Take every line where the string "multifactor" appears and copy it.

[Collected data]
** start **

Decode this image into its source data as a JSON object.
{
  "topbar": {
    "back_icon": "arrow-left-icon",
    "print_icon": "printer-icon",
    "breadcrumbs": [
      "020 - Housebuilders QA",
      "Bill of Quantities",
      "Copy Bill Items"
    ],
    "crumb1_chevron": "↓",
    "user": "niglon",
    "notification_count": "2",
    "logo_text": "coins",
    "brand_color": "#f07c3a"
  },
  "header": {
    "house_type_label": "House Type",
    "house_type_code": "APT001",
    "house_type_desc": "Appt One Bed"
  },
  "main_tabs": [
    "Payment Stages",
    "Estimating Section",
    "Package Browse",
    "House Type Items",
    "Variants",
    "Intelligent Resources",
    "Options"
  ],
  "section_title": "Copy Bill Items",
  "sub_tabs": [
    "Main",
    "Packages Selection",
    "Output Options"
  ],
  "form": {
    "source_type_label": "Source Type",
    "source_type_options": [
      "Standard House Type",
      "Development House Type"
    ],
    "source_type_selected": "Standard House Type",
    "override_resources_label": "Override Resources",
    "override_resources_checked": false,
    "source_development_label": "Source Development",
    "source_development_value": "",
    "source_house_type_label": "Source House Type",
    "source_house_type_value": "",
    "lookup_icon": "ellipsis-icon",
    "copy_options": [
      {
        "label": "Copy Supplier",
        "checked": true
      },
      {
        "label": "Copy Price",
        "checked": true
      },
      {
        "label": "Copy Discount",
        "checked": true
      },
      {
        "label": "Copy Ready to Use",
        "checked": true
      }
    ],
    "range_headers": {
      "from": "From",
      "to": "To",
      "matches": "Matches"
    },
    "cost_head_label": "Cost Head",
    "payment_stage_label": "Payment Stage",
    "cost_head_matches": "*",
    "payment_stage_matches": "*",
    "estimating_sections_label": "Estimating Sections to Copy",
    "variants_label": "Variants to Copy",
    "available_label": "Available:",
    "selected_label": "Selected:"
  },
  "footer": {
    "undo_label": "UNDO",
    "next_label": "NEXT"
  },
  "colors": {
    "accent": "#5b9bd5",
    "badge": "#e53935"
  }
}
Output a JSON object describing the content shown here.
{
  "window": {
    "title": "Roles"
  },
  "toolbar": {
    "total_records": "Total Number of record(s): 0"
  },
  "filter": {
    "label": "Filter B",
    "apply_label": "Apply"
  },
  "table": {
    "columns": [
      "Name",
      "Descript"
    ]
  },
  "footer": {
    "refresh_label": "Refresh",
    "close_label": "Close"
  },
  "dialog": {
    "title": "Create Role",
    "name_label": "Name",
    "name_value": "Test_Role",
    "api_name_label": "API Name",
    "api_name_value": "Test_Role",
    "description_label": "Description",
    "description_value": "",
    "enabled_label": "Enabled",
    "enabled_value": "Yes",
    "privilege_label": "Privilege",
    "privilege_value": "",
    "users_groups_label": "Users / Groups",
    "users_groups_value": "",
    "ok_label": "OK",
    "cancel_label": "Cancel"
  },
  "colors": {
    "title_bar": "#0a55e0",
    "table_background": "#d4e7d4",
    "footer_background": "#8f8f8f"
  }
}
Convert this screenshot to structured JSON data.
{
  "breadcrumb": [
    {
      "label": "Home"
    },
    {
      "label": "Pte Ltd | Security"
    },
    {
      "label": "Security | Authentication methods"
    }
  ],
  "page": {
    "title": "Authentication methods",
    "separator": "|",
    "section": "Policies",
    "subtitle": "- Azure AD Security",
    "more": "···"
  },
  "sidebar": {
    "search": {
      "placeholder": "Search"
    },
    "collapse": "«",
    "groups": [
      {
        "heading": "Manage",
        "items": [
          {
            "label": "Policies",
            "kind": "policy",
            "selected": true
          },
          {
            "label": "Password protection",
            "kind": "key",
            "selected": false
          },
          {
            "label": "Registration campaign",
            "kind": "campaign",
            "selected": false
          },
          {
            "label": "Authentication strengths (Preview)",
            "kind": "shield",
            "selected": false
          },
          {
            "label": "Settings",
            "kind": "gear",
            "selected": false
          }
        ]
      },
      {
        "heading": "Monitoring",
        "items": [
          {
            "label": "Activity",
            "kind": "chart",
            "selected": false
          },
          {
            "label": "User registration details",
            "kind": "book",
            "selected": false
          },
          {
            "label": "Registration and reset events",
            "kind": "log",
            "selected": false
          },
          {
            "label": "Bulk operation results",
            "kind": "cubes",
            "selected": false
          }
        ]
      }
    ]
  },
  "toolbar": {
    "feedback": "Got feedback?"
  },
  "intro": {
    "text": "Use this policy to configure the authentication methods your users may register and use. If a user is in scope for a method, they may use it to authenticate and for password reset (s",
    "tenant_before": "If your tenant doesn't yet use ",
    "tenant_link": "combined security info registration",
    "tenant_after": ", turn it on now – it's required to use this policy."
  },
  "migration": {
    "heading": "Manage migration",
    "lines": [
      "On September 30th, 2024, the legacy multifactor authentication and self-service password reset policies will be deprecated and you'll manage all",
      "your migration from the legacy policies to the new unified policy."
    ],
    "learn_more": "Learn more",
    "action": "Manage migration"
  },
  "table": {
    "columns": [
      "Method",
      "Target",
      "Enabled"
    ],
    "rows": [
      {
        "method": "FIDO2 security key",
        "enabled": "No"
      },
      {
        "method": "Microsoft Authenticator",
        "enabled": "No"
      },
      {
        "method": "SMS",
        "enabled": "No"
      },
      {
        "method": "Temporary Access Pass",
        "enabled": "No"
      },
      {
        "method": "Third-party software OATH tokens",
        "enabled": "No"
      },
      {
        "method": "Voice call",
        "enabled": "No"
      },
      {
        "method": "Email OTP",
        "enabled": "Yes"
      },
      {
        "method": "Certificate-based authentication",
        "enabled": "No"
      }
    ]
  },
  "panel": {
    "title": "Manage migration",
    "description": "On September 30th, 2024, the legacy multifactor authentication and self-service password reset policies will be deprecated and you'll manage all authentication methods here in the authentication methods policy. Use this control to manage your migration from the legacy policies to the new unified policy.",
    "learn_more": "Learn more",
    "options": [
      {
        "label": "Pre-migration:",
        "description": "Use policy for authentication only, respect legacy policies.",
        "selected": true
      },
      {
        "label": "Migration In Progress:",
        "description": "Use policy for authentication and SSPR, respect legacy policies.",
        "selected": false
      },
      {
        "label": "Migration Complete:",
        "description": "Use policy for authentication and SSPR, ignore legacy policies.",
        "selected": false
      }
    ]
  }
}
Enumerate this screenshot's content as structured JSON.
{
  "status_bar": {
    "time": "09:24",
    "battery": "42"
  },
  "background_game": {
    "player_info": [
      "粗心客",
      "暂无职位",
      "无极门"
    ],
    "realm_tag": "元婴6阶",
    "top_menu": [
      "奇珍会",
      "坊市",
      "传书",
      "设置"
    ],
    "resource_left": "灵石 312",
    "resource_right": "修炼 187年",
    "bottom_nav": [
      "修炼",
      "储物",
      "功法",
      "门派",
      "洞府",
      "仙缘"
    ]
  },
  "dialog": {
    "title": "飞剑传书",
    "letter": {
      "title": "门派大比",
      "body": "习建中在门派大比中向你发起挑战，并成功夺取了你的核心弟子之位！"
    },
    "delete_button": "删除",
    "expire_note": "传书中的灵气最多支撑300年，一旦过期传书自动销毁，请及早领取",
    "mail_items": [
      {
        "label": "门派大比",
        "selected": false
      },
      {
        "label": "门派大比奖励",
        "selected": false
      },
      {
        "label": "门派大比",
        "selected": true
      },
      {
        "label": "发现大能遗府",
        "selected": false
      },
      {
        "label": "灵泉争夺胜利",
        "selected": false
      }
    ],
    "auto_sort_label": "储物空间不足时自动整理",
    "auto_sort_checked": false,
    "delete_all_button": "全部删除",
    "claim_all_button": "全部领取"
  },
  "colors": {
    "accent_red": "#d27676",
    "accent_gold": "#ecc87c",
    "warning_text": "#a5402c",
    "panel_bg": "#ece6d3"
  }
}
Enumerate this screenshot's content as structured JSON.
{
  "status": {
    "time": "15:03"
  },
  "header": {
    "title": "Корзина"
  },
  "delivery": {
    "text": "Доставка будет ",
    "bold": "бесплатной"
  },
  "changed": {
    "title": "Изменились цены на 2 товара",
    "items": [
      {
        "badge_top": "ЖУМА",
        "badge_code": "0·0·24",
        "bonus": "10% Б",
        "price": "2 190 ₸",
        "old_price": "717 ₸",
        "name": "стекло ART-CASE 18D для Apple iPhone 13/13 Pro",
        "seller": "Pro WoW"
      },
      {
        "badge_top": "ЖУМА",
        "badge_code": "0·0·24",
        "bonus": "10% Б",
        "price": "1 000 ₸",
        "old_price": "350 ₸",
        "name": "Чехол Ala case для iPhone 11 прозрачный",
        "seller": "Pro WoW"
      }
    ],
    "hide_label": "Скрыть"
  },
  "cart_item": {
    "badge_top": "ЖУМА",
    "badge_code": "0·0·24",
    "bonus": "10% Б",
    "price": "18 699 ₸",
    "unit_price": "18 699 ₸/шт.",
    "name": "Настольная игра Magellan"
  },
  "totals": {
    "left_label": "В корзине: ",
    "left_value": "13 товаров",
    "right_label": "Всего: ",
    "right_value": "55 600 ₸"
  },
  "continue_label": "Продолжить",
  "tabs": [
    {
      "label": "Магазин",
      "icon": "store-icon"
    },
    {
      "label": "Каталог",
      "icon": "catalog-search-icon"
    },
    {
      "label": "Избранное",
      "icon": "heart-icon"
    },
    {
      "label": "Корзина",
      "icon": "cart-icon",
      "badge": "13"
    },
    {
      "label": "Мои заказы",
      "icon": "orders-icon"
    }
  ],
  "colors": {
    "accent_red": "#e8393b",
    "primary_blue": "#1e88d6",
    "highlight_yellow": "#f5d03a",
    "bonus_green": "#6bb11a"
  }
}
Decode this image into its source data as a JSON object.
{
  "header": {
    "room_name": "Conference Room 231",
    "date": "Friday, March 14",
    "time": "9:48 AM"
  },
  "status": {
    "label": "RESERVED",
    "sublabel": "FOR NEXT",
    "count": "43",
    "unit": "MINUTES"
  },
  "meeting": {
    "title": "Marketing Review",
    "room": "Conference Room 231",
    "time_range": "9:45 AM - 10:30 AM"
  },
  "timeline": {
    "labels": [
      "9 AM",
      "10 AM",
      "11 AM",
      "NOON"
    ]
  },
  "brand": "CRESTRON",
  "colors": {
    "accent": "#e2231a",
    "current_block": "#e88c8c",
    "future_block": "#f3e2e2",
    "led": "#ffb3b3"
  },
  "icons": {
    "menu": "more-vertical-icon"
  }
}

** end **

Task result >>
      "On September 30th, 2024, the legacy multifactor authentication and self-service password reset policies will be deprecated and you'll manage all",
    "description": "On September 30th, 2024, the legacy multifactor authentication and self-service password reset policies will be deprecated and you'll manage all authentication methods here in the authentication methods policy. Use this control to manage your migration from the legacy policies to the new unified policy.",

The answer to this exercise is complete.